Secondo lei questi passi falsi da cosa dipendono? formazione, mentalità?
Non penso esista una sola risposta giusta per questa domanda. Nel mio libro “Why Smart Executives Fail”, spiego che gli errori sono fatti per i seguenti motivi: le mentalità, i meccanismi di protezione e gli atteggiamenti deliranti, breakdowns nei processi comunicativi, ecc; e riassumo il tutto in sette abitudini che portano all’insuccesso. La mentalità è un fattore importante – a causa della propria mentalità, i dirigenti spesso spingono la loro società in una direzione completamente sbagliata o non riescono a ristrutturarla come si dovrebbe, perché commettono un errore fondamentale nel modo in cui stanno valutando le opportunità e i problemi del proprio business. Inoltre, percepiamo che gli amministratori delegati sono sulla buona strada del fallimento quando iniziano a ignorare i problemi, e non osano porsi le domande più difficili.

In che modo è possibile evitarli?

## DATI FORNITI
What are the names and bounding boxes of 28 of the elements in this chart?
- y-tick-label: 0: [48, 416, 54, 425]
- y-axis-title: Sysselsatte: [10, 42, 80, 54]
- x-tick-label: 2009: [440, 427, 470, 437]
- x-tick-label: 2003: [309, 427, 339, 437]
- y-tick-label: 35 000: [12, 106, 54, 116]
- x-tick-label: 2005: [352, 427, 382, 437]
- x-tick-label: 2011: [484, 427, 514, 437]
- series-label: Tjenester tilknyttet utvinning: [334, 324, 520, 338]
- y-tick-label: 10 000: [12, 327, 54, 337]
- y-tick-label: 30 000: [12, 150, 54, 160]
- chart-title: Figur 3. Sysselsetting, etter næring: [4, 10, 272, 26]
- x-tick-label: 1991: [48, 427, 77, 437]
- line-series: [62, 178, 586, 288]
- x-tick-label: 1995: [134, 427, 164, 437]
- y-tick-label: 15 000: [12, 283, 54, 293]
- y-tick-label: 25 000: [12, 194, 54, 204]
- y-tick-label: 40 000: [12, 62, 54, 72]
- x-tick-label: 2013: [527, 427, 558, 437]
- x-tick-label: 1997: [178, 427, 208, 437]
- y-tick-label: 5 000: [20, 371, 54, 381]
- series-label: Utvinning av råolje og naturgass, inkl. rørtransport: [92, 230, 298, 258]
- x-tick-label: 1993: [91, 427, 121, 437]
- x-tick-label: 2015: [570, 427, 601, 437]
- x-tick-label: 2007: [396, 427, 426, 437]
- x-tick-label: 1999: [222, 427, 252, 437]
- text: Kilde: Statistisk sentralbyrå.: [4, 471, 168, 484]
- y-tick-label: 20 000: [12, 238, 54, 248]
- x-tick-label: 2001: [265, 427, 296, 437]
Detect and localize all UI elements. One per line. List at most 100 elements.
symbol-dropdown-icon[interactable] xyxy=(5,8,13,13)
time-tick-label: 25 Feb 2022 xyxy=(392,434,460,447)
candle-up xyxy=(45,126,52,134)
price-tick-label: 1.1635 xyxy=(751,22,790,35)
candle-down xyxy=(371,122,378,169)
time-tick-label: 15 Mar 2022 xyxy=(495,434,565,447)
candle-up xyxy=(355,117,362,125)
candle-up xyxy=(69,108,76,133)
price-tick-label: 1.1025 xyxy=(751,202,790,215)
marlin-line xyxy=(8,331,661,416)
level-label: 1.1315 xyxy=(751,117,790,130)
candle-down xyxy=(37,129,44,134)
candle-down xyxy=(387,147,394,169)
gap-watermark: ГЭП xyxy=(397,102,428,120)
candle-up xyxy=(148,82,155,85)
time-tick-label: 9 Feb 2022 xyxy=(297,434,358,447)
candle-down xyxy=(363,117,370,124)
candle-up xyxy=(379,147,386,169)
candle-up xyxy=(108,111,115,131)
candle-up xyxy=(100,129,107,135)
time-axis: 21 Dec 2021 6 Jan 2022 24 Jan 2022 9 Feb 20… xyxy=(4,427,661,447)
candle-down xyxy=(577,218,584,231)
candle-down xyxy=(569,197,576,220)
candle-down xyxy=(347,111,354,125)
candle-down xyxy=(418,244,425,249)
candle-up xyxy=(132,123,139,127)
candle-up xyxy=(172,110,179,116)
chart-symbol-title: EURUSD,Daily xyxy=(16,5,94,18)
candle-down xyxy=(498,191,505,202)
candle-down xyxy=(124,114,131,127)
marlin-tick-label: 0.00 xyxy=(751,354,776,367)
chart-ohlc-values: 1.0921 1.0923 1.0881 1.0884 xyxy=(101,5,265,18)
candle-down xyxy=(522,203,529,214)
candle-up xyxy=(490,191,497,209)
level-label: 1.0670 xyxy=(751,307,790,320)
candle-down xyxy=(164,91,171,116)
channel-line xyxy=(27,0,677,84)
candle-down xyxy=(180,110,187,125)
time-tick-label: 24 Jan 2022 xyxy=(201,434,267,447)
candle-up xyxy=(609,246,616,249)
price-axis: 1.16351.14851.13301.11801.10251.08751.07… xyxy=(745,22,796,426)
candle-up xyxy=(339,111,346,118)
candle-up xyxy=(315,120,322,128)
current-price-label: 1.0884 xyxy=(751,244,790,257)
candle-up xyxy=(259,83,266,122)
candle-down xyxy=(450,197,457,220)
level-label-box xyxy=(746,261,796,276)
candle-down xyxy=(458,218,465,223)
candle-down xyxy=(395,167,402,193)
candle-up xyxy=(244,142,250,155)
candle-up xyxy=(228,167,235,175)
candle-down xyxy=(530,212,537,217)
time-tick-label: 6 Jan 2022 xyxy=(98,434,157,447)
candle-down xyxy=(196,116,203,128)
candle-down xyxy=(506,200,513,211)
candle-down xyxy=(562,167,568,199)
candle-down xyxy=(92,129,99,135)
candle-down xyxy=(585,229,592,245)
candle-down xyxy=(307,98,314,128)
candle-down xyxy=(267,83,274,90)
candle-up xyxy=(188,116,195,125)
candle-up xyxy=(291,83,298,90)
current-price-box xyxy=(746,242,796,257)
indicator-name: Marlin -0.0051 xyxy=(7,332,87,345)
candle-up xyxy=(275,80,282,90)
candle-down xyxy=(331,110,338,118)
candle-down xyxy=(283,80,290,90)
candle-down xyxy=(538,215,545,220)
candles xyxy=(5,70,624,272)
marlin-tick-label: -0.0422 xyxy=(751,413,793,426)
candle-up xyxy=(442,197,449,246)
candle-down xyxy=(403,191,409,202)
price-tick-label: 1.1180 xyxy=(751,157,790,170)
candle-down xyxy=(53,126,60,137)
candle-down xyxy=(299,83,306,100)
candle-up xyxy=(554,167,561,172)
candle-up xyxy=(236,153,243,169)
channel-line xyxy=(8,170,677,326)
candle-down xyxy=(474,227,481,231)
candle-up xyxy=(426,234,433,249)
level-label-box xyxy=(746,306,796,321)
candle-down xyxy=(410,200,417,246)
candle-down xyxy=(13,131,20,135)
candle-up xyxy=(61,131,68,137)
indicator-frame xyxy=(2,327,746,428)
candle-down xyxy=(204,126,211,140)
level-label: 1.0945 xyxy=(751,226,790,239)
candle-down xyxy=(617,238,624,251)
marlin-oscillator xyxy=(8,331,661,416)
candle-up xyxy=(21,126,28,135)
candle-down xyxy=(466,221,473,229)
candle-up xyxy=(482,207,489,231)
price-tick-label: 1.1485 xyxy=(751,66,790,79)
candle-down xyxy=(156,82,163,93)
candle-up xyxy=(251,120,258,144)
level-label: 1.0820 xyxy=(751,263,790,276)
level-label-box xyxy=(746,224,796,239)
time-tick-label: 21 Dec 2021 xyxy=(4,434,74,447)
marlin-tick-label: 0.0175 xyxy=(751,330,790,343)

## BREVE ESERCIZIO 1
Rispondi alle domande seguenti sul brano relativo agli errori dei dirigenti.
(a) Qual è il titolo del libro citato nel brano?
(b) In quante abitudini che portano all'insuccesso vengono riassunti i motivi degli errori?
(c) Quando si percepisce che gli amministratori delegati sono sulla buona strada del fallimento?
## BREVE ESERCIZIO 2
Nel brano sugli errori dei dirigenti, prendi la parte che comincia con le parole "Non penso esista" e si chiude con "è possibile evitarli?". Sostituisci "dirigenti" con "manager" e riscrivi quella parte.

## RISPOSTA AL COMPITO 1
(a) Il libro citato si intitola "Why Smart Executives Fail".
(b) I motivi degli errori vengono riassunti in sette abitudini che portano all'insuccesso.
(c) Lo si percepisce quando iniziano a ignorare i problemi e non osano porsi le domande più difficili.

## RISPOSTA AL COMPITO 2
Non penso esista una sola risposta giusta per questa domanda. Nel mio libro “Why Smart Executives Fail”, spiego che gli errori sono fatti per i seguenti motivi: le mentalità, i meccanismi di protezione e gli atteggiamenti deliranti, breakdowns nei processi comunicativi, ecc; e riassumo il tutto in sette abitudini che portano all’insuccesso. La mentalità è un fattore importante – a causa della propria mentalità, i manager spesso spingono la loro società in una direzione completamente sbagliata o non riescono a ristrutturarla come si dovrebbe, perché commettono un errore fondamentale nel modo in cui stanno valutando le opportunità e i problemi del proprio business. Inoltre, percepiamo che gli amministratori delegati sono sulla buona strada del fallimento quando iniziano a ignorare i problemi, e non osano porsi le domande più difficili.

In che modo è possibile evitarli?